* START *

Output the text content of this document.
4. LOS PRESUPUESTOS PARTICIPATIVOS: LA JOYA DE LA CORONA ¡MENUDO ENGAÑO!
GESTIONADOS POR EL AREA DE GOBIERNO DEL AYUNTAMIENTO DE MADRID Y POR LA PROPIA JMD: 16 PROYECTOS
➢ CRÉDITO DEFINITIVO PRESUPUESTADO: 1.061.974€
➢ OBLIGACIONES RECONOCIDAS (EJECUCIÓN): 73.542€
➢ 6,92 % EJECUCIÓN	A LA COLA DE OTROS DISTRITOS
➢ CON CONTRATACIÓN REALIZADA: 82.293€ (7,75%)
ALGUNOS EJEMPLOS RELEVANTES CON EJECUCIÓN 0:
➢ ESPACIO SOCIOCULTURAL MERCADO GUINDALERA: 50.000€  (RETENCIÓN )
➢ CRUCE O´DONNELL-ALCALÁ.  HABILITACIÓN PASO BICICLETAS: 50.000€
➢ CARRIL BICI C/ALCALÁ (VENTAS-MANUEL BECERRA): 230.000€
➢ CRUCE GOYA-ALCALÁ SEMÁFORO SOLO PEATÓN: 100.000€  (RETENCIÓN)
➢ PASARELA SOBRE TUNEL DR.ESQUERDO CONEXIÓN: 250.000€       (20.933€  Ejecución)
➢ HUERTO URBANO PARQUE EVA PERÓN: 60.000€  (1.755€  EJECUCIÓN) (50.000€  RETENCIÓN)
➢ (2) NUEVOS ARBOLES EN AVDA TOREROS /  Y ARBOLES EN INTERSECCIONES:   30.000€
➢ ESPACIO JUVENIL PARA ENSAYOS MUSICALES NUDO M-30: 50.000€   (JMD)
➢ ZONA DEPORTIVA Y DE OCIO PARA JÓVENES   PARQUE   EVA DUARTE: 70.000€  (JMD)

* END *

Exercise –
From the records above, extract every entry exactly as given.

Solution –
Output the text content of this document.
4. LOS PRESUPUESTOS PARTICIPATIVOS: LA JOYA DE LA CORONA ¡MENUDO ENGAÑO!
GESTIONADOS POR EL AREA DE GOBIERNO DEL AYUNTAMIENTO DE MADRID Y POR LA PROPIA JMD: 16 PROYECTOS
➢ CRÉDITO DEFINITIVO PRESUPUESTADO: 1.061.974€
➢ OBLIGACIONES RECONOCIDAS (EJECUCIÓN): 73.542€
➢ 6,92 % EJECUCIÓN	A LA COLA DE OTROS DISTRITOS
➢ CON CONTRATACIÓN REALIZADA: 82.293€ (7,75%)
ALGUNOS EJEMPLOS RELEVANTES CON EJECUCIÓN 0:
➢ ESPACIO SOCIOCULTURAL MERCADO GUINDALERA: 50.000€  (RETENCIÓN )
➢ CRUCE O´DONNELL-ALCALÁ.  HABILITACIÓN PASO BICICLETAS: 50.000€
➢ CARRIL BICI C/ALCALÁ (VENTAS-MANUEL BECERRA): 230.000€
➢ CRUCE GOYA-ALCALÁ SEMÁFORO SOLO PEATÓN: 100.000€  (RETENCIÓN)
➢ PASARELA SOBRE TUNEL DR.ESQUERDO CONEXIÓN: 250.000€       (20.933€  Ejecución)
➢ HUERTO URBANO PARQUE EVA PERÓN: 60.000€  (1.755€  EJECUCIÓN) (50.000€  RETENCIÓN)
➢ (2) NUEVOS ARBOLES EN AVDA TOREROS /  Y ARBOLES EN INTERSECCIONES:   30.000€
➢ ESPACIO JUVENIL PARA ENSAYOS MUSICALES NUDO M-30: 50.000€   (JMD)
➢ ZONA DEPORTIVA Y DE OCIO PARA JÓVENES   PARQUE   EVA DUARTE: 70.000€  (JMD)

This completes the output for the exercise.